» **GIVEN INSTRUCTION**:
For each line below that includes the word "also", make a copy.

Collected data
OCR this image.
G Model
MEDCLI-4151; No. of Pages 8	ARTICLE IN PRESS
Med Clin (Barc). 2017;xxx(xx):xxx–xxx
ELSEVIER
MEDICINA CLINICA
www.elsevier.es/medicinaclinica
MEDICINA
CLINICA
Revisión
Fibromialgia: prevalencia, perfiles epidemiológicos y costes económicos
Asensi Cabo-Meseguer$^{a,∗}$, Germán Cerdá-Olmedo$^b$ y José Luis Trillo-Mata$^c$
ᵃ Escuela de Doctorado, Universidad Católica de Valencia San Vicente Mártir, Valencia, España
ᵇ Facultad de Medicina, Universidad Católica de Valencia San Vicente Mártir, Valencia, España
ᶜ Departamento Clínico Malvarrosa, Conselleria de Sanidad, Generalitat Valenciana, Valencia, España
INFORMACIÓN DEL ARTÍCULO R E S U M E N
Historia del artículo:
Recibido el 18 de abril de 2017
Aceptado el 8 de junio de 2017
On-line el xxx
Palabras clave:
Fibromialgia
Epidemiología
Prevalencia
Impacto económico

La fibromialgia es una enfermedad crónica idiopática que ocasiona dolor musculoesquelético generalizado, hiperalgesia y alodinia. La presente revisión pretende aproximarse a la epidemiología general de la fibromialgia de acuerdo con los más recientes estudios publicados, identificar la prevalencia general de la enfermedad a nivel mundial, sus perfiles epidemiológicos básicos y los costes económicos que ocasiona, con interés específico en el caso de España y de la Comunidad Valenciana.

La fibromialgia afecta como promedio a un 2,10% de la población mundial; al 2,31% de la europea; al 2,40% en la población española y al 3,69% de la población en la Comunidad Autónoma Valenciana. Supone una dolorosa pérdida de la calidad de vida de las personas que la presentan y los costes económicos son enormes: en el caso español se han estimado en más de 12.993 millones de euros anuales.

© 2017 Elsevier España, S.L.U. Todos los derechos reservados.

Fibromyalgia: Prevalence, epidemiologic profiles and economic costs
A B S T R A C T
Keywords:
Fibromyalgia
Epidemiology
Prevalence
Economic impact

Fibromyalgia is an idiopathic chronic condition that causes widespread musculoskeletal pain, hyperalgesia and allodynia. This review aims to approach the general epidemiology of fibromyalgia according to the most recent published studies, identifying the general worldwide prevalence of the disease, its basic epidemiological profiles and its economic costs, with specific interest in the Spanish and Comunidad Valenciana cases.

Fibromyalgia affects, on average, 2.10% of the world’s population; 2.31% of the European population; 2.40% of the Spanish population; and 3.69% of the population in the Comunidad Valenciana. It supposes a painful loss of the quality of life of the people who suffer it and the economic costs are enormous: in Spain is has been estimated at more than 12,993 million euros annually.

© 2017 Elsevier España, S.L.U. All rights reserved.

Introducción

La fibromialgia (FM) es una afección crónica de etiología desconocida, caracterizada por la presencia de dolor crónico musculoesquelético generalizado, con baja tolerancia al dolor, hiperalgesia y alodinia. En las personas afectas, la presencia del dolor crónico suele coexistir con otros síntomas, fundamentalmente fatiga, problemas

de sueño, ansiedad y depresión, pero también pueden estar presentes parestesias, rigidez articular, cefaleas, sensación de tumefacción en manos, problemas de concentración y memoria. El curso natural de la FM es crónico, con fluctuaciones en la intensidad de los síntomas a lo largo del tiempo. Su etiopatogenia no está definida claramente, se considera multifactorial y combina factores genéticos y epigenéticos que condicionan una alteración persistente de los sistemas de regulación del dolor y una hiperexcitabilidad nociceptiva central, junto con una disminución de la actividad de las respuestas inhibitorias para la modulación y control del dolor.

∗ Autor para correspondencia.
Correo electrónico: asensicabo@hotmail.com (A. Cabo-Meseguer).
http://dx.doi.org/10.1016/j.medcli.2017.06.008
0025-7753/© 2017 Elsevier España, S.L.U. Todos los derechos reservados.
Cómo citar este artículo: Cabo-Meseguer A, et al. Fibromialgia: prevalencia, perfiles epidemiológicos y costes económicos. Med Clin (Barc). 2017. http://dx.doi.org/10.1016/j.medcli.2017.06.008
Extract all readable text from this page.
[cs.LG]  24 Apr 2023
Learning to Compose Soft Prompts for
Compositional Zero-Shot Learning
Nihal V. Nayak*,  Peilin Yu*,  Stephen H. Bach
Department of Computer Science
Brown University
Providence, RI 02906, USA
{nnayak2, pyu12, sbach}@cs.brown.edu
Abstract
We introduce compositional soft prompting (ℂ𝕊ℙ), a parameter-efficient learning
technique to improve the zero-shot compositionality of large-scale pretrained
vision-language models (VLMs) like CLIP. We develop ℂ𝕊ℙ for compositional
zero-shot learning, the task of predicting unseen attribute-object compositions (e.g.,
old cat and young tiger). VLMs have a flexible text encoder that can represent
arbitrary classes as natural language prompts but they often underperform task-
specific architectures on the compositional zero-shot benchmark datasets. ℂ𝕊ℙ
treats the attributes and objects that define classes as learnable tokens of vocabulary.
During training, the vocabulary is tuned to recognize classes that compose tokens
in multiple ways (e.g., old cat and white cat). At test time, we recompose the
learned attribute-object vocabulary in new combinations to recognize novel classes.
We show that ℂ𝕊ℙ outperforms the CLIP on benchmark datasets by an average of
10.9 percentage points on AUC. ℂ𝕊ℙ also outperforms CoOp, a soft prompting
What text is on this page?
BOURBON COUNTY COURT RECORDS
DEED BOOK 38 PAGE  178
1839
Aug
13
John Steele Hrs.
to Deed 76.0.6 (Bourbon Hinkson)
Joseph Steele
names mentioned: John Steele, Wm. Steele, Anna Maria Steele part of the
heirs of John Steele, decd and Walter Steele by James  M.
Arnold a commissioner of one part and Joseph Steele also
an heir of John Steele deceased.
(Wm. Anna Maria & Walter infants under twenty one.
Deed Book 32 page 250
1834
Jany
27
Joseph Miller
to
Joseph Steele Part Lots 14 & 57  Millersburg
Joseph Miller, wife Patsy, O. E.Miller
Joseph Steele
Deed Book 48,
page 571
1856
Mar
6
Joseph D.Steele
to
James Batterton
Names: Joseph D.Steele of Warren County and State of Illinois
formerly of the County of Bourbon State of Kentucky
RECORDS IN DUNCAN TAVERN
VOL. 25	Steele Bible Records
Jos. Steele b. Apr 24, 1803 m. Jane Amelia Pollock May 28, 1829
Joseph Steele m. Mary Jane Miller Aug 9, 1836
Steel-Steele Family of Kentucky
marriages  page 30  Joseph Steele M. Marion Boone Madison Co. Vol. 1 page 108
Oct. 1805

» **ANSWER TO THE EXERCISE**:
10.9 percentage points on AUC. ℂ𝕊ℙ also outperforms CoOp, a soft prompting
Arnold a commissioner of one part and Joseph Steele also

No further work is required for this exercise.